* **PROBLEM DESCRIPTION**: Gather the lines below that include the string "нэгжүүдэд", copying each in full.

^^^^

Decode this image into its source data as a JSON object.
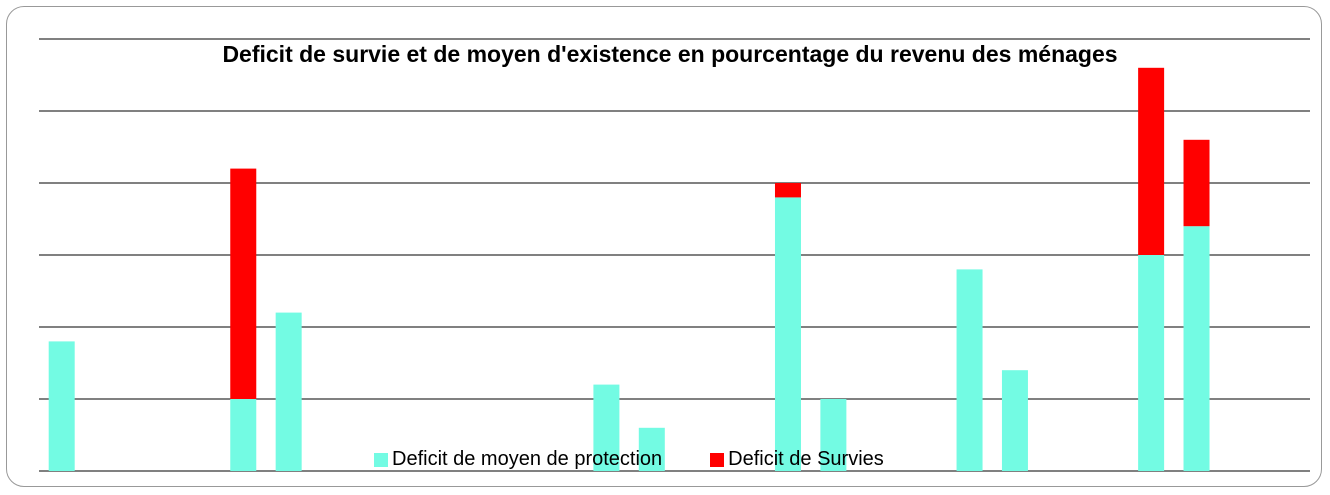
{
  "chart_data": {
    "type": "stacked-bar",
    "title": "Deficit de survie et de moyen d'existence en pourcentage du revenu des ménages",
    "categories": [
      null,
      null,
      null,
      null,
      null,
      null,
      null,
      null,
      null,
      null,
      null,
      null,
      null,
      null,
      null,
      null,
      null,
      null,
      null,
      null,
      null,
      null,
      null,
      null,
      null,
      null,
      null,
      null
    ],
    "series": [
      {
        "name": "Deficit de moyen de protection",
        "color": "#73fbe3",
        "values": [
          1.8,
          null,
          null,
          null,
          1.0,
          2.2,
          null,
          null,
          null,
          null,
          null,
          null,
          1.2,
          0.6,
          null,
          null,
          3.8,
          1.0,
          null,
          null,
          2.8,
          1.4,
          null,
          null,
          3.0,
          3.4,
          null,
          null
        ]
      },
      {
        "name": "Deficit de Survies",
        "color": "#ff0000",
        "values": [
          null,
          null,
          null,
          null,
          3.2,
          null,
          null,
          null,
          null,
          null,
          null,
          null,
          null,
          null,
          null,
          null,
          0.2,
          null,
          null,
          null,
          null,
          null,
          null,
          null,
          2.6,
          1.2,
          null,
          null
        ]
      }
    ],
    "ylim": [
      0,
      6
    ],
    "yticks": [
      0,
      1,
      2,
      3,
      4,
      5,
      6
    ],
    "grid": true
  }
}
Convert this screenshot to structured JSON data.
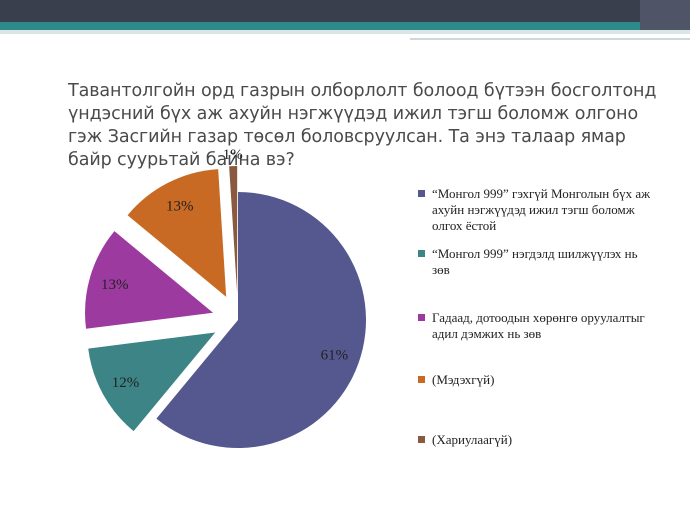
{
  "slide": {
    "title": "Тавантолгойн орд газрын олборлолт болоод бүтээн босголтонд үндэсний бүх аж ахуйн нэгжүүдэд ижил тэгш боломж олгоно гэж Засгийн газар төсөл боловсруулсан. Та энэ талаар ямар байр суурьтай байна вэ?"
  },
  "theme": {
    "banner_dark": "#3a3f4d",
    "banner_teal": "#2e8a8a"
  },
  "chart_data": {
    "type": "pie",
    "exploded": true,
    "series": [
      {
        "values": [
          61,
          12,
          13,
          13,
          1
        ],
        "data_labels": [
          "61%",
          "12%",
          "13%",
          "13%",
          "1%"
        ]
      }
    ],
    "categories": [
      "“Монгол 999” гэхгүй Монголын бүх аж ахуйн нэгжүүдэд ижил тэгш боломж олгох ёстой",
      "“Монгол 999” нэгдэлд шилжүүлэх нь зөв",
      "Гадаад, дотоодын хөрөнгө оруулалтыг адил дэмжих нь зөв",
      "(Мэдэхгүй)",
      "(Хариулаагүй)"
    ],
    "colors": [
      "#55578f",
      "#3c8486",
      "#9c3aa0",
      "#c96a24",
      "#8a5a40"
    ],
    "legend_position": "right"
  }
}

^^^^

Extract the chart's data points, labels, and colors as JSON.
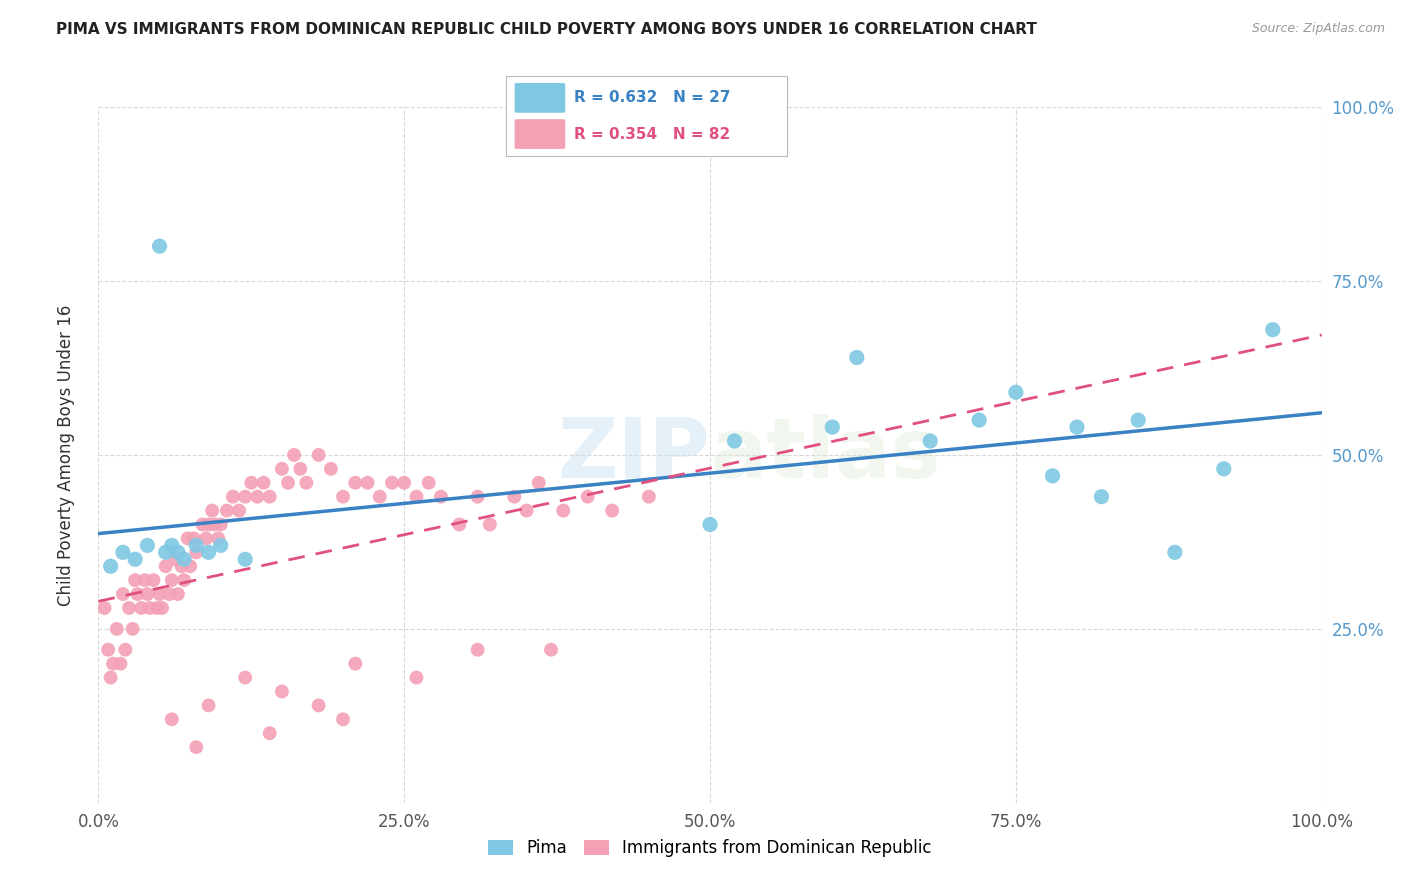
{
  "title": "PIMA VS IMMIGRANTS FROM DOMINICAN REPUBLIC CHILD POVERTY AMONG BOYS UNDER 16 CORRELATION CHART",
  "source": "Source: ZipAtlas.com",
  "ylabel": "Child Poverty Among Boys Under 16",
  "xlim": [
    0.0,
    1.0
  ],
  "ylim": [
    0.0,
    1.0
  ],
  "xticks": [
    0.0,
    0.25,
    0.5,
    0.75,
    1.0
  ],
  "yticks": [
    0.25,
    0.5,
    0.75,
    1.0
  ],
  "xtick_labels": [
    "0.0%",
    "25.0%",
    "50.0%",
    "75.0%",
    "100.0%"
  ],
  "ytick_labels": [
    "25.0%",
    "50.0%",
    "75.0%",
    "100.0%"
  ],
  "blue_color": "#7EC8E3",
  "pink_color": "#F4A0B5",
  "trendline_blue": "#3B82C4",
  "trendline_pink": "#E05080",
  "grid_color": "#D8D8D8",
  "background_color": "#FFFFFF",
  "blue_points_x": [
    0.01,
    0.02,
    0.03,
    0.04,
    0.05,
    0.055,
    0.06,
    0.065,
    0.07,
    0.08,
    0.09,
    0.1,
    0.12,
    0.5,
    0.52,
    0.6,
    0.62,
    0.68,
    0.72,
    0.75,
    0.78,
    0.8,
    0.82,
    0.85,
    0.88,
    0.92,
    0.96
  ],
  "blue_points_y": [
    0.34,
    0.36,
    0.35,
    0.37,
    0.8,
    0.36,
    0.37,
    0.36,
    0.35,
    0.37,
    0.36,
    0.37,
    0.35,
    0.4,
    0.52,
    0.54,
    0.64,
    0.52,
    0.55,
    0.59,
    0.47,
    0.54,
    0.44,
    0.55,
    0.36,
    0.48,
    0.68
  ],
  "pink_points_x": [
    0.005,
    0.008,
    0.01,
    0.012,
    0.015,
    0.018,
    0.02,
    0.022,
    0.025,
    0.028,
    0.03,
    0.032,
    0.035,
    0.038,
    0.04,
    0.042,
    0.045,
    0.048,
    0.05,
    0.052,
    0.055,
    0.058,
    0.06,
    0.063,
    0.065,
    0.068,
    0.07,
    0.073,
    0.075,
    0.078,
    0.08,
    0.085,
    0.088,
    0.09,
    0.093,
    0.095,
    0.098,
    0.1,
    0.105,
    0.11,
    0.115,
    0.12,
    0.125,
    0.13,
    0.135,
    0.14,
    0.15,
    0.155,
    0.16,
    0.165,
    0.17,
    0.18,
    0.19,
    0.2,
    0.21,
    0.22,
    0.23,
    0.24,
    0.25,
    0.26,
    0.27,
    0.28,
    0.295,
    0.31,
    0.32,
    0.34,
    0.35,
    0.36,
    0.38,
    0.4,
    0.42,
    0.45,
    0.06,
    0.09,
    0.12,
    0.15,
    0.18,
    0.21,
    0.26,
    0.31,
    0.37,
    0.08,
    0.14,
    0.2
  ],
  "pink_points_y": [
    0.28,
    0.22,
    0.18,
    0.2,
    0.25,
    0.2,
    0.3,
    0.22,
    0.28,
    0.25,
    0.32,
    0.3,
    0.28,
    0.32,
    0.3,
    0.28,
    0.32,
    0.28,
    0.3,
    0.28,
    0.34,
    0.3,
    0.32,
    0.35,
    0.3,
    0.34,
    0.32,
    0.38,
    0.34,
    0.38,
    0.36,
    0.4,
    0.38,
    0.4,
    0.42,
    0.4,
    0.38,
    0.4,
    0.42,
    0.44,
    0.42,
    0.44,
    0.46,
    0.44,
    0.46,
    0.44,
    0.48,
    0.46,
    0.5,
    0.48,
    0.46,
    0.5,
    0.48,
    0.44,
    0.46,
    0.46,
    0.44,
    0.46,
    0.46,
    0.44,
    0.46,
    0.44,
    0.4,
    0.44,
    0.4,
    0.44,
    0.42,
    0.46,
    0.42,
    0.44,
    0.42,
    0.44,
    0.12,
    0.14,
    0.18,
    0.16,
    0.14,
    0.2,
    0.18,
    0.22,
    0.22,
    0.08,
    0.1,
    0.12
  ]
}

^^^^

* **OUTPUT FOR THIS TASK**:
    "title": "Тавантолгойн орд газрын олборлолт болоод бүтээн босголтонд үндэсний бүх аж ахуйн нэгжүүдэд ижил тэгш боломж олгоно гэж Засгийн газар төсөл боловсруулсан. Та энэ талаар ямар байр суурьтай байна вэ?"
      "“Монгол 999” гэхгүй Монголын бүх аж ахуйн нэгжүүдэд ижил тэгш боломж олгох ёстой",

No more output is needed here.